**WHAT TO DO**
Reproduce every record below exactly as it appears.

Dataset items
* Start *
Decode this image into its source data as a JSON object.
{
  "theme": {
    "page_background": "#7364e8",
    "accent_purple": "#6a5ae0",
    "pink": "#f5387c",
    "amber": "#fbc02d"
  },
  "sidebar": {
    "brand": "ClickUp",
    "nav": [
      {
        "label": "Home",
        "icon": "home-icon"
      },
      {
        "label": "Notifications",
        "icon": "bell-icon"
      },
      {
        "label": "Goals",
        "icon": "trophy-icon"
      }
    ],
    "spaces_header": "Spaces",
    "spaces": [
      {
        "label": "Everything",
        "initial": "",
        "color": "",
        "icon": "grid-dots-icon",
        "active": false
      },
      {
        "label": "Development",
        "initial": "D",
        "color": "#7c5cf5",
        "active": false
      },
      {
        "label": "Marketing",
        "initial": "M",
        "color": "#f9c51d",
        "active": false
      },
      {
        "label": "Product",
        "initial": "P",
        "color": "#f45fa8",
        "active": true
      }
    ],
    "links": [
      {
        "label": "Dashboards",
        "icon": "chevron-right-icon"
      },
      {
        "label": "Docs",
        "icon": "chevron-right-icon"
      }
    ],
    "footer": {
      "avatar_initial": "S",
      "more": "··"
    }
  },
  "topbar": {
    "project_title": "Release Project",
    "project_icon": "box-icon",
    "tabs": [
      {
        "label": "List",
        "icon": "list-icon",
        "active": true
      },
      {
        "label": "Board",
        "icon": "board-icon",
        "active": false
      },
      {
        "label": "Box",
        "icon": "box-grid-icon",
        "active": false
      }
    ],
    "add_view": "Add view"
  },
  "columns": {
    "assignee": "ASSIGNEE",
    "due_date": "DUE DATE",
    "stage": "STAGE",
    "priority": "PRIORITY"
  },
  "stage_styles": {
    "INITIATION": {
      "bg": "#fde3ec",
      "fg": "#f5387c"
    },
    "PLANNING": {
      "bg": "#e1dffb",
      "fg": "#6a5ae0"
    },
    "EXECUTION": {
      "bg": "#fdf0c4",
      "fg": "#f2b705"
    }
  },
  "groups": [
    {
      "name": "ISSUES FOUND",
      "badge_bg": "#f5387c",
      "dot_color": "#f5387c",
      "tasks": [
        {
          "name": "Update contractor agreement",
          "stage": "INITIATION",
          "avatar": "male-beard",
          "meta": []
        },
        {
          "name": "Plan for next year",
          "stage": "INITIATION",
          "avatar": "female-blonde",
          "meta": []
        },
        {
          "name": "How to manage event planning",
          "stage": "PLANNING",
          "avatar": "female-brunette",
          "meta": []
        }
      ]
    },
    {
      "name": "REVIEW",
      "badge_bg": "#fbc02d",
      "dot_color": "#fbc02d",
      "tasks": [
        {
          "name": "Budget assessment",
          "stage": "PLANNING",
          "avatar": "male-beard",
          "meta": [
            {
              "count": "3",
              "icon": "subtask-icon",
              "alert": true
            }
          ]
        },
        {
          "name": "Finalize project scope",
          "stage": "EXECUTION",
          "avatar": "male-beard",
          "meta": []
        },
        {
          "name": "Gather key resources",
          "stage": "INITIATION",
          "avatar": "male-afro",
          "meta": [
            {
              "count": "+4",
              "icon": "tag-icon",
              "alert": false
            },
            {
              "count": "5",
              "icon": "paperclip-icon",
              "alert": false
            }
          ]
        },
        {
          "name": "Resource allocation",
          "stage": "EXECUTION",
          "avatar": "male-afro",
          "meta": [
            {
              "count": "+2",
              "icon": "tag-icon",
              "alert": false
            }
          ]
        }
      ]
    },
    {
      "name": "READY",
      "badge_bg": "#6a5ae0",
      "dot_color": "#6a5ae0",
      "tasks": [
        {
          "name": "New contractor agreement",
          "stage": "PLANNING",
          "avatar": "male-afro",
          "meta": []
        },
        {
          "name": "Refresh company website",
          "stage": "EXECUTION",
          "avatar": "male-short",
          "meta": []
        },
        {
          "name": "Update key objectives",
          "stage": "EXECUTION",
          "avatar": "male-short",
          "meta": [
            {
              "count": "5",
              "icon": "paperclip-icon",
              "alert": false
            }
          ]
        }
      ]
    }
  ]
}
* End *
**COMPLETED TASK**
Decode this image into its source data as a JSON object.
{
  "theme": {
    "page_background": "#7364e8",
    "accent_purple": "#6a5ae0",
    "pink": "#f5387c",
    "amber": "#fbc02d"
  },
  "sidebar": {
    "brand": "ClickUp",
    "nav": [
      {
        "label": "Home",
        "icon": "home-icon"
      },
      {
        "label": "Notifications",
        "icon": "bell-icon"
      },
      {
        "label": "Goals",
        "icon": "trophy-icon"
      }
    ],
    "spaces_header": "Spaces",
    "spaces": [
      {
        "label": "Everything",
        "initial": "",
        "color": "",
        "icon": "grid-dots-icon",
        "active": false
      },
      {
        "label": "Development",
        "initial": "D",
        "color": "#7c5cf5",
        "active": false
      },
      {
        "label": "Marketing",
        "initial": "M",
        "color": "#f9c51d",
        "active": false
      },
      {
        "label": "Product",
        "initial": "P",
        "color": "#f45fa8",
        "active": true
      }
    ],
    "links": [
      {
        "label": "Dashboards",
        "icon": "chevron-right-icon"
      },
      {
        "label": "Docs",
        "icon": "chevron-right-icon"
      }
    ],
    "footer": {
      "avatar_initial": "S",
      "more": "··"
    }
  },
  "topbar": {
    "project_title": "Release Project",
    "project_icon": "box-icon",
    "tabs": [
      {
        "label": "List",
        "icon": "list-icon",
        "active": true
      },
      {
        "label": "Board",
        "icon": "board-icon",
        "active": false
      },
      {
        "label": "Box",
        "icon": "box-grid-icon",
        "active": false
      }
    ],
    "add_view": "Add view"
  },
  "columns": {
    "assignee": "ASSIGNEE",
    "due_date": "DUE DATE",
    "stage": "STAGE",
    "priority": "PRIORITY"
  },
  "stage_styles": {
    "INITIATION": {
      "bg": "#fde3ec",
      "fg": "#f5387c"
    },
    "PLANNING": {
      "bg": "#e1dffb",
      "fg": "#6a5ae0"
    },
    "EXECUTION": {
      "bg": "#fdf0c4",
      "fg": "#f2b705"
    }
  },
  "groups": [
    {
      "name": "ISSUES FOUND",
      "badge_bg": "#f5387c",
      "dot_color": "#f5387c",
      "tasks": [
        {
          "name": "Update contractor agreement",
          "stage": "INITIATION",
          "avatar": "male-beard",
          "meta": []
        },
        {
          "name": "Plan for next year",
          "stage": "INITIATION",
          "avatar": "female-blonde",
          "meta": []
        },
        {
          "name": "How to manage event planning",
          "stage": "PLANNING",
          "avatar": "female-brunette",
          "meta": []
        }
      ]
    },
    {
      "name": "REVIEW",
      "badge_bg": "#fbc02d",
      "dot_color": "#fbc02d",
      "tasks": [
        {
          "name": "Budget assessment",
          "stage": "PLANNING",
          "avatar": "male-beard",
          "meta": [
            {
              "count": "3",
              "icon": "subtask-icon",
              "alert": true
            }
          ]
        },
        {
          "name": "Finalize project scope",
          "stage": "EXECUTION",
          "avatar": "male-beard",
          "meta": []
        },
        {
          "name": "Gather key resources",
          "stage": "INITIATION",
          "avatar": "male-afro",
          "meta": [
            {
              "count": "+4",
              "icon": "tag-icon",
              "alert": false
            },
            {
              "count": "5",
              "icon": "paperclip-icon",
              "alert": false
            }
          ]
        },
        {
          "name": "Resource allocation",
          "stage": "EXECUTION",
          "avatar": "male-afro",
          "meta": [
            {
              "count": "+2",
              "icon": "tag-icon",
              "alert": false
            }
          ]
        }
      ]
    },
    {
      "name": "READY",
      "badge_bg": "#6a5ae0",
      "dot_color": "#6a5ae0",
      "tasks": [
        {
          "name": "New contractor agreement",
          "stage": "PLANNING",
          "avatar": "male-afro",
          "meta": []
        },
        {
          "name": "Refresh company website",
          "stage": "EXECUTION",
          "avatar": "male-short",
          "meta": []
        },
        {
          "name": "Update key objectives",
          "stage": "EXECUTION",
          "avatar": "male-short",
          "meta": [
            {
              "count": "5",
              "icon": "paperclip-icon",
              "alert": false
            }
          ]
        }
      ]
    }
  ]
}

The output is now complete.